Read through the entries below and return each line with the word "everything".

**Entries supplied**
+ + + + +

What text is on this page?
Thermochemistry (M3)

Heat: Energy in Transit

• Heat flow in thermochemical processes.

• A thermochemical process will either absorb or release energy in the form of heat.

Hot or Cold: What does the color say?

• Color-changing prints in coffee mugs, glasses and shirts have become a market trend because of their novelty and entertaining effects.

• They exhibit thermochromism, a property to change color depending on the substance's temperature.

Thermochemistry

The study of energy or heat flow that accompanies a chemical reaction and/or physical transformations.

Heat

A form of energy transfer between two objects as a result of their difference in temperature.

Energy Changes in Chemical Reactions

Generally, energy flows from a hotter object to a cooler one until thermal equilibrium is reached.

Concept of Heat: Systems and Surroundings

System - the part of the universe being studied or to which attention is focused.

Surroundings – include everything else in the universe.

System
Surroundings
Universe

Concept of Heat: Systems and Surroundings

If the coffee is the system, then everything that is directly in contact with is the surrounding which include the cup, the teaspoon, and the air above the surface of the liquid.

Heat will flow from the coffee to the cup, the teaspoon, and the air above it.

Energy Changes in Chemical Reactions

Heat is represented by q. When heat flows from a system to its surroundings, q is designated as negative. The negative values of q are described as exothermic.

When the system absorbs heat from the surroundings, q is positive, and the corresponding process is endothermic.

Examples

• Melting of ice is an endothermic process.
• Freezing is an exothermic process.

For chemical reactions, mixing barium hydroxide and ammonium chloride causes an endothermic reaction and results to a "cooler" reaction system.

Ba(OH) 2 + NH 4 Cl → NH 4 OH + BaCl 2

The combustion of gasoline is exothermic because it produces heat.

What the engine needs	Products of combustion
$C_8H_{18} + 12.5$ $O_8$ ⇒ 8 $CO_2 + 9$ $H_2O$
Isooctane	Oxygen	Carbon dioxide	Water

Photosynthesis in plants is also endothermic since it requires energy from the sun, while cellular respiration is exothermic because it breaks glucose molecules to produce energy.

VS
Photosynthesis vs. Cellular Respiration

+ + + + +

**Exercise result**
Surroundings – include everything else in the universe.
If the coffee is the system, then everything that is directly in contact with is the surrounding which include the cup, the teaspoon, and the air above the surface of the liquid.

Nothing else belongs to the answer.